_Task to carry out_:
Pull each line holding the word "JSON" from the data.
────────────────
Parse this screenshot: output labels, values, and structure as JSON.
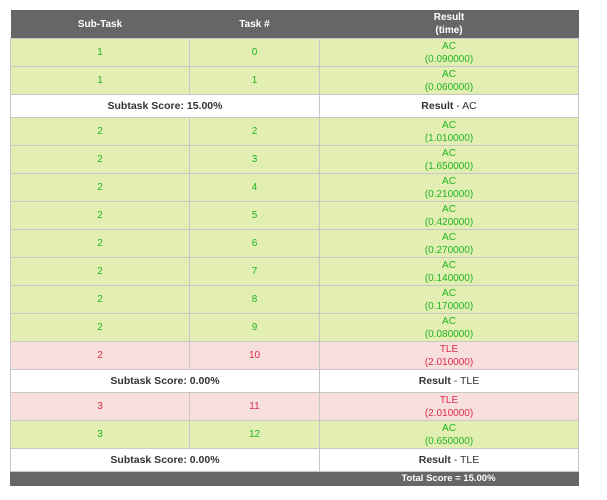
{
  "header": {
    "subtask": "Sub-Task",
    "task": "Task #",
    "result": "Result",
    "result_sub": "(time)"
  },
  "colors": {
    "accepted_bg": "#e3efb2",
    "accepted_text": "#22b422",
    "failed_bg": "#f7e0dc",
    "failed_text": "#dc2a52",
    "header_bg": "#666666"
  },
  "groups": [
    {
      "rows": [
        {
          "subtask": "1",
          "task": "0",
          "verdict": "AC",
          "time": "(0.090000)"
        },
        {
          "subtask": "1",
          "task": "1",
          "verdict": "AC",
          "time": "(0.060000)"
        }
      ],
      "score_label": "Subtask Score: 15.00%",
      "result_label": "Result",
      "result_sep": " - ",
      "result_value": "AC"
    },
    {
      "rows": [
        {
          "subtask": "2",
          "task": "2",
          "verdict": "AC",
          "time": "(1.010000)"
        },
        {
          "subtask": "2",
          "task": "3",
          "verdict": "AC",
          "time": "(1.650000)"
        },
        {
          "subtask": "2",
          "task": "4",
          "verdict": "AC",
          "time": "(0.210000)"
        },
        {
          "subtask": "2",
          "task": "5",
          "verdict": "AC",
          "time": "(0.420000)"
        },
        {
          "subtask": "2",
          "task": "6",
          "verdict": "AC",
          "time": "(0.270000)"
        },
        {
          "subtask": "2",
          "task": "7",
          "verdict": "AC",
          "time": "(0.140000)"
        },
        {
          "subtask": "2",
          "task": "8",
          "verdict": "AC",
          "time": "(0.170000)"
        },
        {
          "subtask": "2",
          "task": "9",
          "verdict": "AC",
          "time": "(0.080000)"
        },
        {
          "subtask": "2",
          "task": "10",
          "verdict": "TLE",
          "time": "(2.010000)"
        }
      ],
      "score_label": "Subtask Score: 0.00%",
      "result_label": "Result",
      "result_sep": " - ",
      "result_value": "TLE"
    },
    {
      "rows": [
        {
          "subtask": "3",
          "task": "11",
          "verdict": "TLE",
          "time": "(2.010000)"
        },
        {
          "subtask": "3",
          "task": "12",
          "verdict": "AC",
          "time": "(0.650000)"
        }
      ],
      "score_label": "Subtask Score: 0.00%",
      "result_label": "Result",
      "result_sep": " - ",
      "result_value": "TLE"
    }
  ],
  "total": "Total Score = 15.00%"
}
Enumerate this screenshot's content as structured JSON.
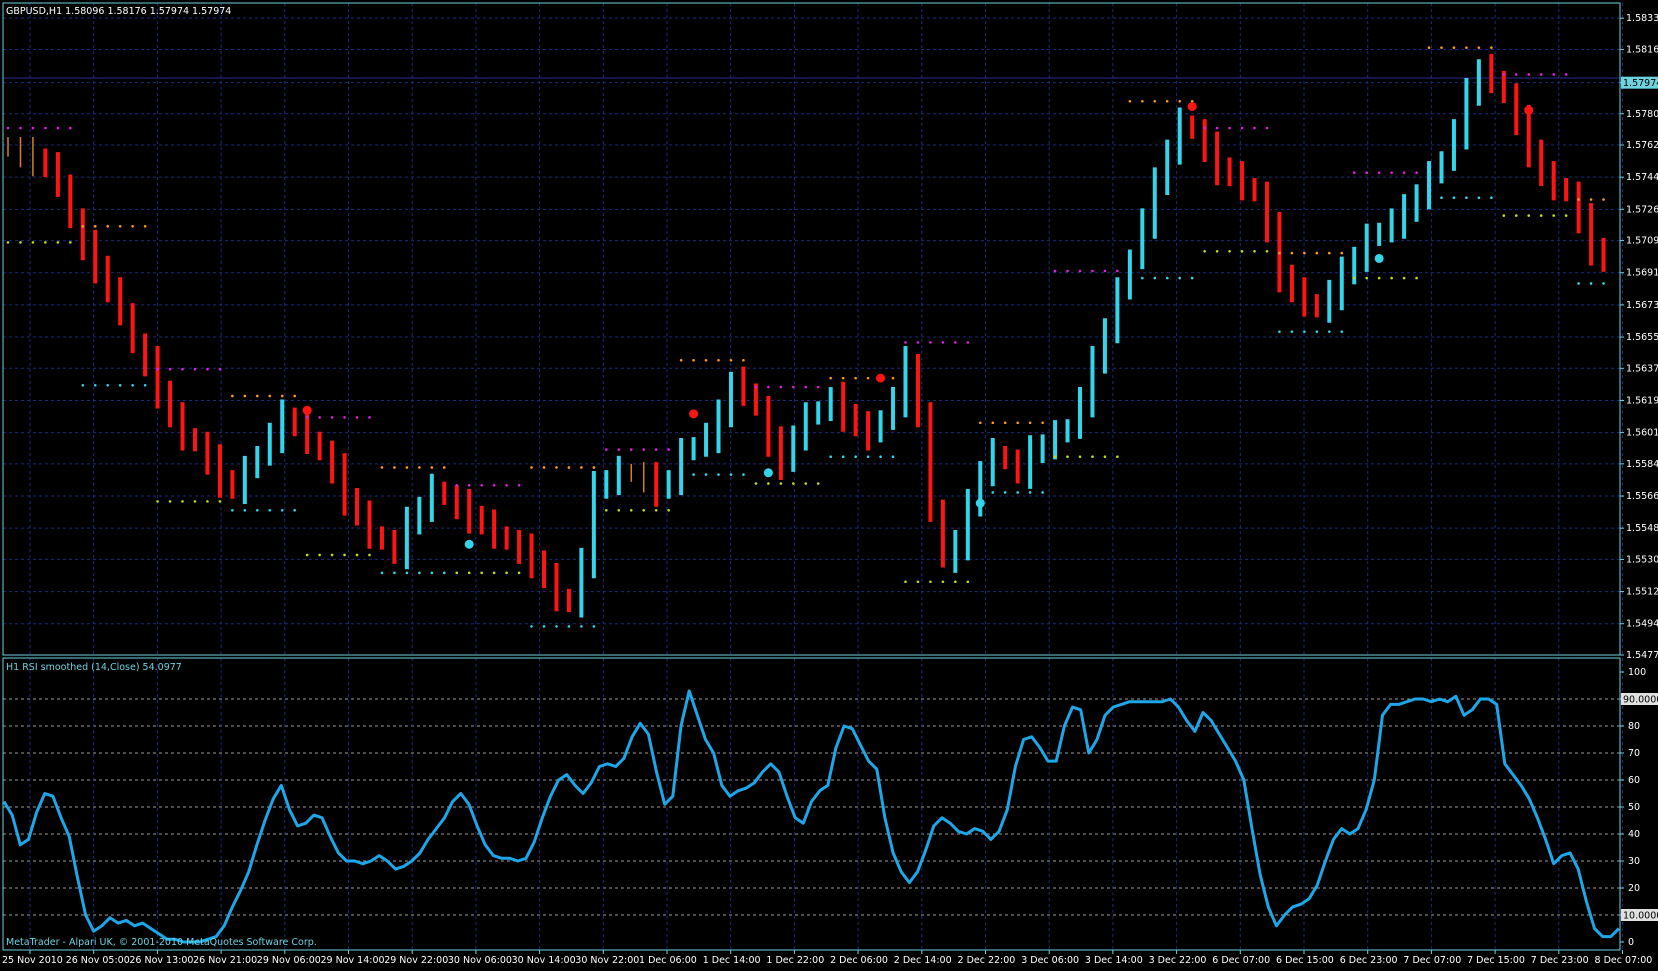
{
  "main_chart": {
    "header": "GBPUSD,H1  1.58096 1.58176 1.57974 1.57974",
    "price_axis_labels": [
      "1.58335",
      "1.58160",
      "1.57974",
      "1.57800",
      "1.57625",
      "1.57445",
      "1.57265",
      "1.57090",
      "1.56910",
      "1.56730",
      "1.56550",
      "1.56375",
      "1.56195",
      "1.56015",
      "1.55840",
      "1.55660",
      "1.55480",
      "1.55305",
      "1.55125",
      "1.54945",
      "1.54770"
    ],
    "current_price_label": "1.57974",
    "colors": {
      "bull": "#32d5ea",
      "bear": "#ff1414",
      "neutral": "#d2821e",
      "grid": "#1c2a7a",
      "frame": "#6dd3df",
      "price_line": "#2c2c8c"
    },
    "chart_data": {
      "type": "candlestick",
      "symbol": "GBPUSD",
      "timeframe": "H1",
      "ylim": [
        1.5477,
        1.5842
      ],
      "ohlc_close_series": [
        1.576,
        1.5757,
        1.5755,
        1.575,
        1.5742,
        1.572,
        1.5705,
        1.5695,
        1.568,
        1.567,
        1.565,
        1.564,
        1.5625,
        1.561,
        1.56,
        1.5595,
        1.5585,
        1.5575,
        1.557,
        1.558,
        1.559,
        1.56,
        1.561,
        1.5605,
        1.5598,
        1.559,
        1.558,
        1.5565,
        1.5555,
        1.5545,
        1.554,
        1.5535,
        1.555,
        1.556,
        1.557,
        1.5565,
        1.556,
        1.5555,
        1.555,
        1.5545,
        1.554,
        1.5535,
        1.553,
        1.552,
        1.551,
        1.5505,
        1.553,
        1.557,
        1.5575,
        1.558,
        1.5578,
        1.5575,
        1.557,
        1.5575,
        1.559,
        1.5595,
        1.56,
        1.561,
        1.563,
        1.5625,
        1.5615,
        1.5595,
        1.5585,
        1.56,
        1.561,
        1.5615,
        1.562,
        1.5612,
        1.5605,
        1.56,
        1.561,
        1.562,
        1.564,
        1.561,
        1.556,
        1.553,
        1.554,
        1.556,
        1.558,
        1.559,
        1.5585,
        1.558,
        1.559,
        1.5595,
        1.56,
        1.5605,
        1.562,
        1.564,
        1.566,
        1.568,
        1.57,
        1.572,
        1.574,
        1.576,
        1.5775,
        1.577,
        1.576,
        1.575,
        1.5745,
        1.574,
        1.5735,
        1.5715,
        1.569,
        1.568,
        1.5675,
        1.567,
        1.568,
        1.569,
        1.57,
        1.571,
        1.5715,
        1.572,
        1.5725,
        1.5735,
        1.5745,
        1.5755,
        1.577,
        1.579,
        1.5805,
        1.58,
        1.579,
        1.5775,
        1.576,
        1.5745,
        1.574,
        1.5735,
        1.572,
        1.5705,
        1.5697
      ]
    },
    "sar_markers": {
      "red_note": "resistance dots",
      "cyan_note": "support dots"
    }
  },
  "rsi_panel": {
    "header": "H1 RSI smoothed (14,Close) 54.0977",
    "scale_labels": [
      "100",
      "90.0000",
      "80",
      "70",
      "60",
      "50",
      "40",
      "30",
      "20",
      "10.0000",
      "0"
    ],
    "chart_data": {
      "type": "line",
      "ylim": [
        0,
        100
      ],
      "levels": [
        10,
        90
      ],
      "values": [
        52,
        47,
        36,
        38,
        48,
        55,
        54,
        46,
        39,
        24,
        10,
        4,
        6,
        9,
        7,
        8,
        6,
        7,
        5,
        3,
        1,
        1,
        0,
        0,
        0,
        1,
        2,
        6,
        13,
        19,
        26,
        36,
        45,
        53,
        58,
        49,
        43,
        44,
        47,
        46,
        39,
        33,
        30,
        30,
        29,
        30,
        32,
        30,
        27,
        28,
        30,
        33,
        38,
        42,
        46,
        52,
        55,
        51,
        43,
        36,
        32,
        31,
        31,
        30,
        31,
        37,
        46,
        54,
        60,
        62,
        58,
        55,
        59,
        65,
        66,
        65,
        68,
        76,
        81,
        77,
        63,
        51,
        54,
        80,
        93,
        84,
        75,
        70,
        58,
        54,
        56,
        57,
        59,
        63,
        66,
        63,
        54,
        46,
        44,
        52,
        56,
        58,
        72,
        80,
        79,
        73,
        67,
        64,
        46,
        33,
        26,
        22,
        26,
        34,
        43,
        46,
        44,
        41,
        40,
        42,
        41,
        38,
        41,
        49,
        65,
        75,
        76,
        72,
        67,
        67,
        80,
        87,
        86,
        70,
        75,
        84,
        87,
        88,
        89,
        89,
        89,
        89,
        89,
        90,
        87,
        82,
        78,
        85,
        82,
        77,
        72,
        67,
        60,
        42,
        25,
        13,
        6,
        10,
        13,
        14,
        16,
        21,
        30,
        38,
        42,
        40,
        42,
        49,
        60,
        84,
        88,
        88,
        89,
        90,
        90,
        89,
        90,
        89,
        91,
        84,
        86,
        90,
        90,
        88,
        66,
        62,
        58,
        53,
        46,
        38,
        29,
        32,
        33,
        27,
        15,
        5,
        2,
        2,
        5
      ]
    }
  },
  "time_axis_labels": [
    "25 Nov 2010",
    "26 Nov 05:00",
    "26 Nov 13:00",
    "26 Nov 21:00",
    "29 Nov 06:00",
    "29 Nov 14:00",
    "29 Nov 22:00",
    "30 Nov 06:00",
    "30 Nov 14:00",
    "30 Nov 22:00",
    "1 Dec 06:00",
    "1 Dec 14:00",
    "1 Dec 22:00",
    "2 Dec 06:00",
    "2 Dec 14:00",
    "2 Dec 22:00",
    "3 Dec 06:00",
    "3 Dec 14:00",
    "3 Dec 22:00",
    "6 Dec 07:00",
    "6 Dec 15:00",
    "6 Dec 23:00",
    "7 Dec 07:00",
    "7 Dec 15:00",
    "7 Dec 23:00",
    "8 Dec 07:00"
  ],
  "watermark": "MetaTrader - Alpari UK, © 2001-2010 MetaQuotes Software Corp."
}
────────────────
_Result for this exercise_:
Parse this screenshot: output labels, values, and structure as JSON.
Enumerate this screenshot's content as structured JSON.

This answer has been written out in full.